## TASK DESCRIPTION
Gather from the material every line that contains the string "content".

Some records
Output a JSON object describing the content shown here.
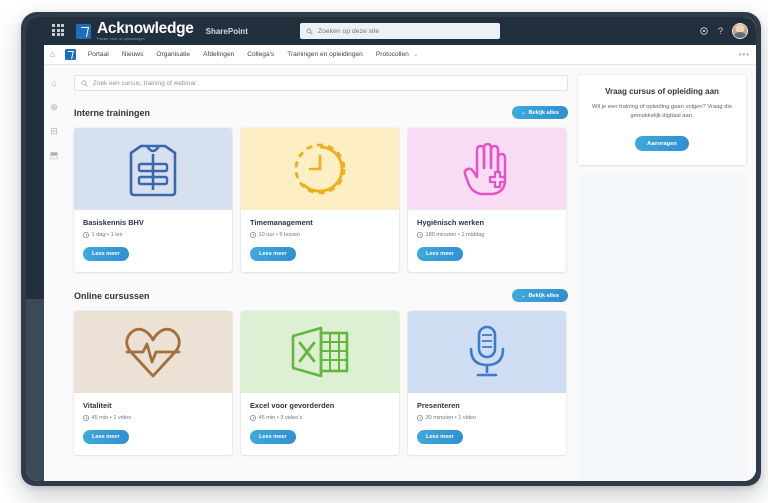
{
  "suite_bar": {
    "waffle_icon": "waffle-grid-icon",
    "brand_name": "Acknowledge",
    "brand_tagline": "Passie voor ict oplossingen",
    "product": "SharePoint",
    "search_placeholder": "Zoeken op deze site",
    "search_icon": "search-icon",
    "settings_icon": "gear-icon",
    "help_icon": "help-question-icon",
    "avatar": "user-avatar"
  },
  "nav": {
    "home_icon": "home-icon",
    "site_logo": "acknowledge-logo-icon",
    "items": [
      {
        "label": "Portaal",
        "has_chevron": false
      },
      {
        "label": "Nieuws",
        "has_chevron": false
      },
      {
        "label": "Organisatie",
        "has_chevron": false
      },
      {
        "label": "Afdelingen",
        "has_chevron": false
      },
      {
        "label": "Collega's",
        "has_chevron": false
      },
      {
        "label": "Trainingen en opleidingen",
        "has_chevron": false
      },
      {
        "label": "Protocollen",
        "has_chevron": true
      }
    ],
    "overflow": "•••",
    "chevron": "⌄"
  },
  "rail": {
    "items": [
      {
        "icon": "home-icon",
        "glyph": "⌂"
      },
      {
        "icon": "globe-icon",
        "glyph": "⊕"
      },
      {
        "icon": "briefcase-icon",
        "glyph": "⊟"
      },
      {
        "icon": "document-icon",
        "glyph": "⬒"
      }
    ]
  },
  "course_search": {
    "placeholder": "Zoek een cursus, training of webinar",
    "icon": "search-icon"
  },
  "sections": [
    {
      "title": "Interne trainingen",
      "view_all_label": "Bekijk alles",
      "cards": [
        {
          "title": "Basiskennis BHV",
          "meta": "1 dag • 1 les",
          "button": "Lees meer",
          "media_bg": "#d7e0ef",
          "media_fg": "#3b66ad",
          "icon": "safety-vest-icon"
        },
        {
          "title": "Timemanagement",
          "meta": "10 uur • 5 lessen",
          "button": "Lees meer",
          "media_bg": "#fdeec4",
          "media_fg": "#f0ad1e",
          "icon": "clock-icon"
        },
        {
          "title": "Hygiënisch werken",
          "meta": "180 minuten • 1 middag",
          "button": "Lees meer",
          "media_bg": "#f7dcf3",
          "media_fg": "#e653c9",
          "icon": "glove-hand-cross-icon"
        }
      ]
    },
    {
      "title": "Online cursussen",
      "view_all_label": "Bekijk alles",
      "cards": [
        {
          "title": "Vitaliteit",
          "meta": "45 min • 1 video",
          "button": "Lees meer",
          "media_bg": "#ece1d5",
          "media_fg": "#a3703a",
          "icon": "heart-pulse-icon"
        },
        {
          "title": "Excel voor gevorderden",
          "meta": "45 min • 3 video's",
          "button": "Lees meer",
          "media_bg": "#ddf0d4",
          "media_fg": "#64b73c",
          "icon": "excel-spreadsheet-icon"
        },
        {
          "title": "Presenteren",
          "meta": "30 minuten • 1 video",
          "button": "Lees meer",
          "media_bg": "#cfdef2",
          "media_fg": "#3c7cc4",
          "icon": "microphone-icon"
        }
      ]
    }
  ],
  "side_panel": {
    "title": "Vraag cursus of opleiding aan",
    "text": "Wil je een training of opleiding gaan volgen? Vraag die gemakkelijk digitaal aan.",
    "button": "Aanvragen"
  },
  "colors": {
    "accent": "#2f8fd0",
    "chrome_dark": "#22303e",
    "device_frame": "#2e3c4a"
  }
}
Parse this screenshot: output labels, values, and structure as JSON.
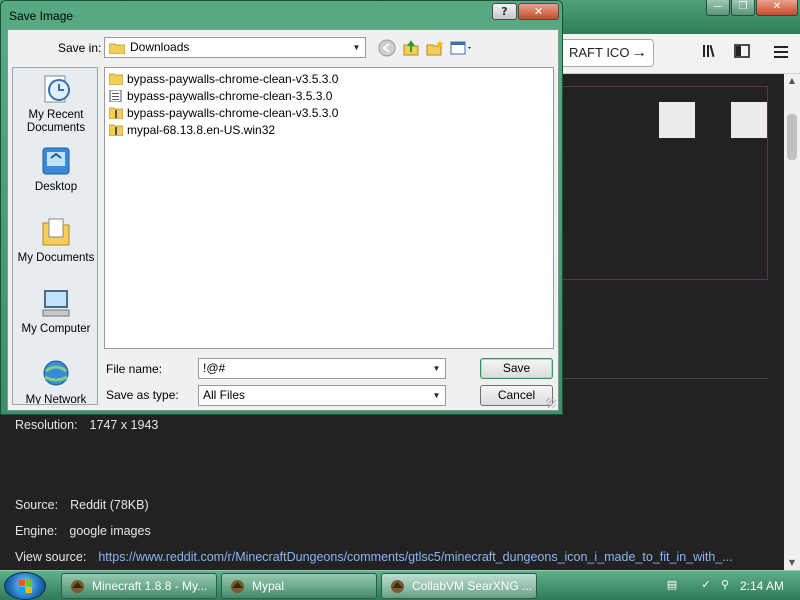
{
  "browser": {
    "url_fragment": "RAFT ICO",
    "info": {
      "resolution_label": "Resolution:",
      "resolution_value": "1747 x 1943",
      "source_label": "Source:",
      "source_value": "Reddit (78KB)",
      "engine_label": "Engine:",
      "engine_value": "google images",
      "view_source_label": "View source:",
      "view_source_value": "https://www.reddit.com/r/MinecraftDungeons/comments/gtlsc5/minecraft_dungeons_icon_i_made_to_fit_in_with_..."
    }
  },
  "dialog": {
    "title": "Save Image",
    "help_label": "?",
    "close_label": "✕",
    "save_in_label": "Save in:",
    "save_in_value": "Downloads",
    "places": [
      {
        "label": "My Recent Documents",
        "icon": "recent-documents-icon"
      },
      {
        "label": "Desktop",
        "icon": "desktop-icon"
      },
      {
        "label": "My Documents",
        "icon": "my-documents-icon"
      },
      {
        "label": "My Computer",
        "icon": "my-computer-icon"
      },
      {
        "label": "My Network",
        "icon": "my-network-icon"
      }
    ],
    "files": [
      {
        "name": "bypass-paywalls-chrome-clean-v3.5.3.0",
        "icon": "folder-icon"
      },
      {
        "name": "bypass-paywalls-chrome-clean-3.5.3.0",
        "icon": "file-icon"
      },
      {
        "name": "bypass-paywalls-chrome-clean-v3.5.3.0",
        "icon": "zip-icon"
      },
      {
        "name": "mypal-68.13.8.en-US.win32",
        "icon": "zip-icon"
      }
    ],
    "file_name_label": "File name:",
    "file_name_value": "!@#",
    "save_as_type_label": "Save as type:",
    "save_as_type_value": "All Files",
    "save_label": "Save",
    "cancel_label": "Cancel"
  },
  "taskbar": {
    "tasks": [
      {
        "label": "Minecraft 1.8.8 - My..."
      },
      {
        "label": "Mypal"
      },
      {
        "label": "CollabVM SearXNG ..."
      }
    ],
    "clock": "2:14 AM"
  },
  "colors": {
    "accent_green": "#3d8f69",
    "link_blue": "#8ab4f8",
    "page_dark": "#222222"
  }
}
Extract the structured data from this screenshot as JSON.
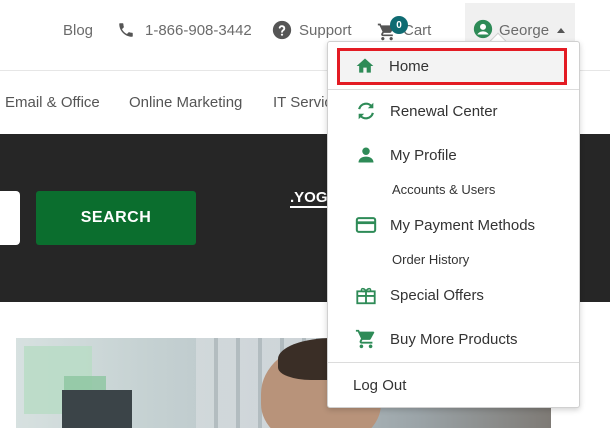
{
  "topbar": {
    "blog": "Blog",
    "phone": "1-866-908-3442",
    "support": "Support",
    "cart_label": "Cart",
    "cart_count": "0",
    "account_name": "George"
  },
  "nav": {
    "items": [
      "Email & Office",
      "Online Marketing",
      "IT Servic"
    ]
  },
  "hero": {
    "search_button": "SEARCH",
    "tld_text": ".YOG"
  },
  "dropdown": {
    "items": [
      {
        "label": "Home",
        "icon": "home-icon"
      },
      {
        "label": "Renewal Center",
        "icon": "renew-icon"
      },
      {
        "label": "My Profile",
        "icon": "person-icon"
      },
      {
        "label": "Accounts & Users"
      },
      {
        "label": "My Payment Methods",
        "icon": "credit-card-icon"
      },
      {
        "label": "Order History"
      },
      {
        "label": "Special Offers",
        "icon": "gift-icon"
      },
      {
        "label": "Buy More Products",
        "icon": "cart-icon"
      },
      {
        "label": "Log Out"
      }
    ]
  },
  "colors": {
    "accent_green": "#2e8b57",
    "search_green": "#0b6e2e",
    "badge_teal": "#0f6b72",
    "highlight_red": "#e31b23",
    "hero_dark": "#262626"
  }
}
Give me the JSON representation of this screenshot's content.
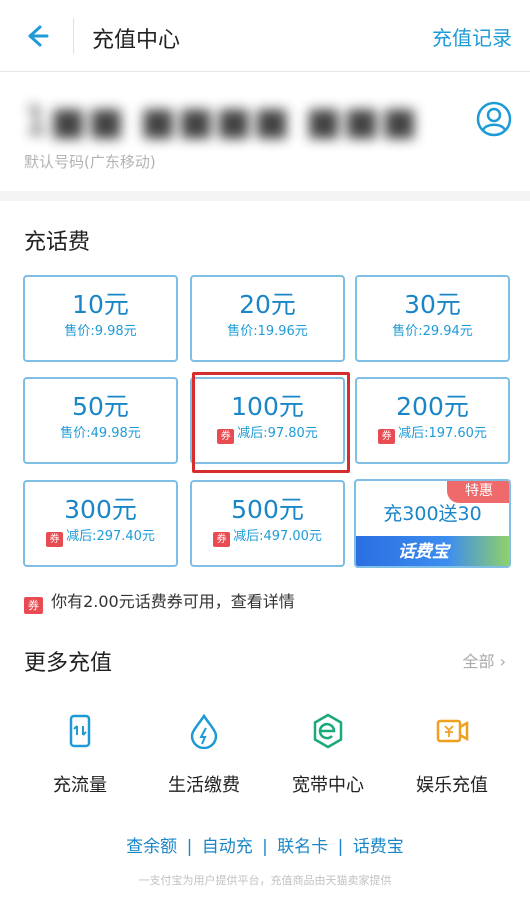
{
  "header": {
    "title": "充值中心",
    "record_link": "充值记录"
  },
  "phone": {
    "number_masked": "1■■ ■■■■ ■■■",
    "hint": "默认号码(广东移动)"
  },
  "recharge": {
    "title": "充话费",
    "cards": [
      {
        "amount": "10元",
        "price": "售价:9.98元",
        "coupon": false
      },
      {
        "amount": "20元",
        "price": "售价:19.96元",
        "coupon": false
      },
      {
        "amount": "30元",
        "price": "售价:29.94元",
        "coupon": false
      },
      {
        "amount": "50元",
        "price": "售价:49.98元",
        "coupon": false
      },
      {
        "amount": "100元",
        "price": "减后:97.80元",
        "coupon": true
      },
      {
        "amount": "200元",
        "price": "减后:197.60元",
        "coupon": true
      },
      {
        "amount": "300元",
        "price": "减后:297.40元",
        "coupon": true
      },
      {
        "amount": "500元",
        "price": "减后:497.00元",
        "coupon": true
      }
    ],
    "promo": {
      "text": "充300送30",
      "badge": "特惠",
      "banner": "话费宝"
    },
    "coupon_tag": "券",
    "coupon_note": "你有2.00元话费券可用，查看详情"
  },
  "more": {
    "title": "更多充值",
    "all_link": "全部",
    "services": [
      {
        "label": "充流量",
        "icon": "phone-data-icon"
      },
      {
        "label": "生活缴费",
        "icon": "water-drop-bolt-icon"
      },
      {
        "label": "宽带中心",
        "icon": "broadband-e-icon"
      },
      {
        "label": "娱乐充值",
        "icon": "entertainment-ticket-icon"
      }
    ]
  },
  "footer": {
    "links": [
      "查余额",
      "自动充",
      "联名卡",
      "话费宝"
    ],
    "disclaimer": "一支付宝为用户提供平台，充值商品由天猫卖家提供"
  },
  "colors": {
    "accent": "#1e9bd7",
    "card_border": "#7fbfe6",
    "coupon_red": "#e84c52",
    "highlight_red": "#d62d2d"
  }
}
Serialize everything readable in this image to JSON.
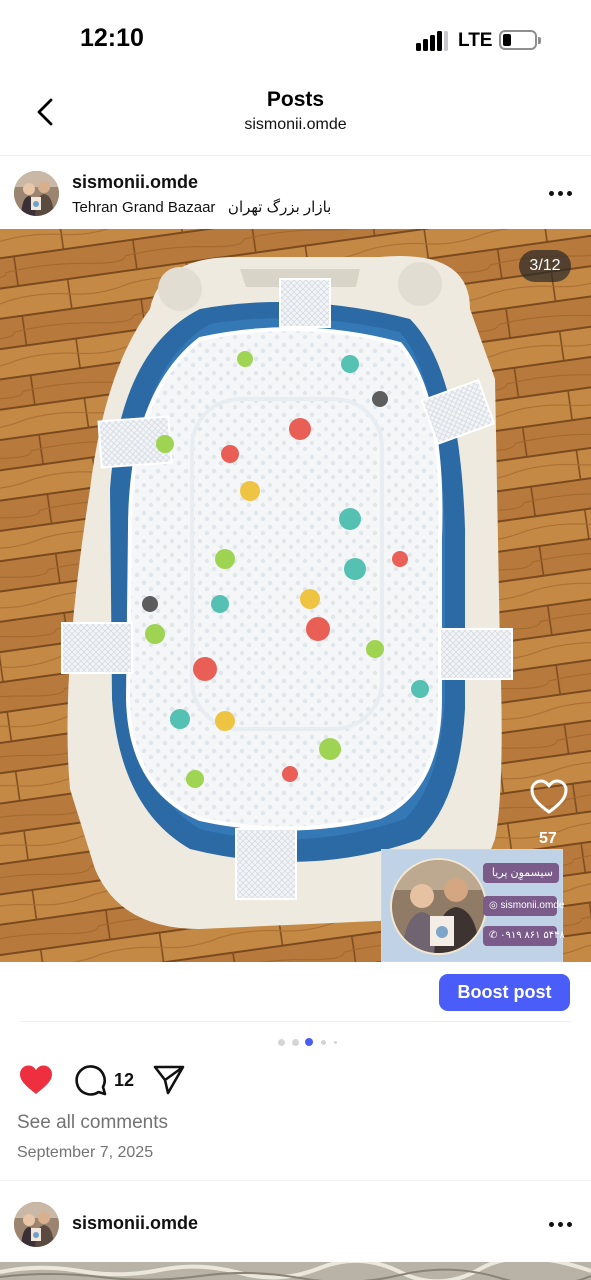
{
  "status_bar": {
    "time": "12:10",
    "network": "LTE",
    "battery_level": 0.25
  },
  "header": {
    "title": "Posts",
    "subtitle": "sismonii.omde"
  },
  "post": {
    "username": "sismonii.omde",
    "location": "Tehran Grand Bazaar   بازار بزرگ تهران",
    "media_counter": "3/12",
    "media_like_count": "57",
    "sticker": {
      "title": "سیسموِن پریا",
      "instagram": "sismonii.omde",
      "phone": "۰۹۱۹ ۸۶۱ ۵۴۴۸"
    },
    "boost_label": "Boost post",
    "pager": {
      "total": 5,
      "active": 3
    },
    "comment_count": "12",
    "see_comments": "See all comments",
    "date": "September 7, 2025",
    "liked": true,
    "like_color": "#ed2f3f"
  },
  "next_post": {
    "username": "sismonii.omde"
  },
  "colors": {
    "accent": "#4a5df9",
    "muted_text": "#737373"
  }
}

## WRITTEN ANSWER
Output a JSON object describing the content shown here.
Give me the JSON representation of this screenshot's content.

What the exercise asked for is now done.